> _What the exercise asks_
Find every line below that contains the word "JSON" and copy it out.

> _Entries_
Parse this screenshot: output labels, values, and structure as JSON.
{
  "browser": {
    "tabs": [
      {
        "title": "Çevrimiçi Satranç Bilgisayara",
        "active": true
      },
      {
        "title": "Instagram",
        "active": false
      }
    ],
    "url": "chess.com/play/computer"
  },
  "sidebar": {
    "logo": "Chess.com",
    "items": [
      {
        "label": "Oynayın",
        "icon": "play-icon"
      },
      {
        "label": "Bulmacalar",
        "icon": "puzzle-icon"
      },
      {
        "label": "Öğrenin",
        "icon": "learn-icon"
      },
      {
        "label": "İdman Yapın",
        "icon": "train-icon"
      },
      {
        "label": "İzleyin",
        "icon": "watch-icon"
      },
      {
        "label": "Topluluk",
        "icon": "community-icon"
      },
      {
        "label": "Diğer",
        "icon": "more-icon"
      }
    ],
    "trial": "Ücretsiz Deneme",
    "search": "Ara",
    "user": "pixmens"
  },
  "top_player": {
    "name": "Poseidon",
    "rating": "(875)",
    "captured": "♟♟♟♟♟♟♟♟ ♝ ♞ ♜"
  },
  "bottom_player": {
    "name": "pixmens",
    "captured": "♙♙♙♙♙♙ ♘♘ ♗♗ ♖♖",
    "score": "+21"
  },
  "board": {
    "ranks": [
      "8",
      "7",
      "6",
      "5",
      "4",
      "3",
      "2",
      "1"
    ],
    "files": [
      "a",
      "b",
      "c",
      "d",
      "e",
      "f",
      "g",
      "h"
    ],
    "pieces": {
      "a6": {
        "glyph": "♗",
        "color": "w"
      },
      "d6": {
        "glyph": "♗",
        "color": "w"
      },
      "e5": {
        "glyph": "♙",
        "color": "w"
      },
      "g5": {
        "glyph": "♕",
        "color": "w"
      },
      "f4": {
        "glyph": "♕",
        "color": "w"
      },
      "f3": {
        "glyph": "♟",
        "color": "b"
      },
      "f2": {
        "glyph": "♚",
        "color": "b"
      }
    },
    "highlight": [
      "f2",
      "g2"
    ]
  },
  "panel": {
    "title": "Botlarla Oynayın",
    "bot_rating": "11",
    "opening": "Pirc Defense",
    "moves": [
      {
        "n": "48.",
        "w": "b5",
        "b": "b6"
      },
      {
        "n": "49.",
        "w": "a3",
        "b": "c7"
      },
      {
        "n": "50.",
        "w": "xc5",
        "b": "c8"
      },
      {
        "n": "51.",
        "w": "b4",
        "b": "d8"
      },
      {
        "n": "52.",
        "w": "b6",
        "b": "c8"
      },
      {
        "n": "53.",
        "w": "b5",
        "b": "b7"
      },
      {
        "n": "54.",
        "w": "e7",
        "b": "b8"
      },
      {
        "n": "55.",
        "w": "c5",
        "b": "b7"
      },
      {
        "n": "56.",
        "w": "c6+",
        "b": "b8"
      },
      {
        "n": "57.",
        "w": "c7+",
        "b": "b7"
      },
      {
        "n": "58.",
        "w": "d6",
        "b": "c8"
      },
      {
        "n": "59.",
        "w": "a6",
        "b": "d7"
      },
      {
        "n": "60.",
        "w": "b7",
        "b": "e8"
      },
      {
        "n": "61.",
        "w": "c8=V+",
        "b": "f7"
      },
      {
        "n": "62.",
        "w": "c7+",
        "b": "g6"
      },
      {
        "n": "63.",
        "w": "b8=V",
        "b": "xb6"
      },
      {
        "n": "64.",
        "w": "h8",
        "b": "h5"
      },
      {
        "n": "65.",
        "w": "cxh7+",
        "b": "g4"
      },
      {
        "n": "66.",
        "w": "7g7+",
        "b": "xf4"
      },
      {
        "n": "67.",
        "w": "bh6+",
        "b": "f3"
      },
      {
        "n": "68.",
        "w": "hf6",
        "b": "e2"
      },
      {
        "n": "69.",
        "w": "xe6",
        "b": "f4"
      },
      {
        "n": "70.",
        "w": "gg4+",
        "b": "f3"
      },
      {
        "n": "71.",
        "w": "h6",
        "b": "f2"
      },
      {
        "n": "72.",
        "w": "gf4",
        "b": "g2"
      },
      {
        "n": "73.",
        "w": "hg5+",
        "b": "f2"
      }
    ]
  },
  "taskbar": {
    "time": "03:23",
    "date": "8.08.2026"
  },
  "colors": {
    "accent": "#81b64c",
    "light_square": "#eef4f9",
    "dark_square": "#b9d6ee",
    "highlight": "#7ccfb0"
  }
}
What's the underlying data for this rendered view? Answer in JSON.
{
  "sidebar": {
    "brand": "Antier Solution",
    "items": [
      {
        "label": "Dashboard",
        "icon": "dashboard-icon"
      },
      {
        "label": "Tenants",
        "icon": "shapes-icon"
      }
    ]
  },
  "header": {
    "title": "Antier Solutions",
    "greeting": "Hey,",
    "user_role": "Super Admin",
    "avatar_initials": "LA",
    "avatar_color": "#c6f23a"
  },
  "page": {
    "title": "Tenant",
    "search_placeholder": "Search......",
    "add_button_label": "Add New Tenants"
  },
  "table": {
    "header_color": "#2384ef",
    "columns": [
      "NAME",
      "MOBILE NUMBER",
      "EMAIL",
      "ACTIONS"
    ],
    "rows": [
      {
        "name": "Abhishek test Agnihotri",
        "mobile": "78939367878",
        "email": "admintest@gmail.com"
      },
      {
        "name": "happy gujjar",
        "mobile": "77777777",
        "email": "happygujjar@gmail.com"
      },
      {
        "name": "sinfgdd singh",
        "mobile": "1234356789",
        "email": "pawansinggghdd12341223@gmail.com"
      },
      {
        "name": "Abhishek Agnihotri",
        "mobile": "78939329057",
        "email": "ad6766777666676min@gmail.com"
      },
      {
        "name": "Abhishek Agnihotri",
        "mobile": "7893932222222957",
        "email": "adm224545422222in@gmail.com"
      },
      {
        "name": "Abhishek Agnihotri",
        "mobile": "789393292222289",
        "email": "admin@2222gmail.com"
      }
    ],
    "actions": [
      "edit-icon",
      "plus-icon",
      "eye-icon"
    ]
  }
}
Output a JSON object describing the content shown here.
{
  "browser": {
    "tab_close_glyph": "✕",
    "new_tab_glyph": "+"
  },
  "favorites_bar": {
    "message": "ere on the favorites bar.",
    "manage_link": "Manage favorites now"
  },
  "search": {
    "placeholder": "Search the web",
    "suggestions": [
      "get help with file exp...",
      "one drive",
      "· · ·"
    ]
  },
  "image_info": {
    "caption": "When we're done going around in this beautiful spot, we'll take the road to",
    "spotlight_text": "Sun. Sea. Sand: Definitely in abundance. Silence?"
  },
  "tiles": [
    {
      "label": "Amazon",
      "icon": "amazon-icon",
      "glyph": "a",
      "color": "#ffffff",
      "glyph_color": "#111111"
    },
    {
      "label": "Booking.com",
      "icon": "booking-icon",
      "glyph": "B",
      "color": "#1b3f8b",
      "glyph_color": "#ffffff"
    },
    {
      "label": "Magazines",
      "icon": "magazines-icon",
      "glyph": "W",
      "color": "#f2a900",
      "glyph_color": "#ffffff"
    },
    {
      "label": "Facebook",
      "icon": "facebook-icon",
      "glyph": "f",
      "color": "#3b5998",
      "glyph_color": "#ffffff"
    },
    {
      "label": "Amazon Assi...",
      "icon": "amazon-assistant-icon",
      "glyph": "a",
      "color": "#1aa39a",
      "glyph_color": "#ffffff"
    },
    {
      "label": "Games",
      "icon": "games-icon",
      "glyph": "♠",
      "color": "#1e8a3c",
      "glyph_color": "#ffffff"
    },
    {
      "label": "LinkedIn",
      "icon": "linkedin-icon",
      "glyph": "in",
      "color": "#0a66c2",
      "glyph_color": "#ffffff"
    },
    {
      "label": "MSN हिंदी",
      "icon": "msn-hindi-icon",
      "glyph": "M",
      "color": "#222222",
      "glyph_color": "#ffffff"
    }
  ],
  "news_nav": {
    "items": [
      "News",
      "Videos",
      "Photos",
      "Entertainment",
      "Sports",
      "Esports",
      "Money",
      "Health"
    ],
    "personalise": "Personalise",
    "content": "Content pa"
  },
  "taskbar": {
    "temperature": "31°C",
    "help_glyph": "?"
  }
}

> _Exercise output_
Parse this screenshot: output labels, values, and structure as JSON.
What's the underlying data for this rendered view? Answer in JSON.
Output a JSON object describing the content shown here.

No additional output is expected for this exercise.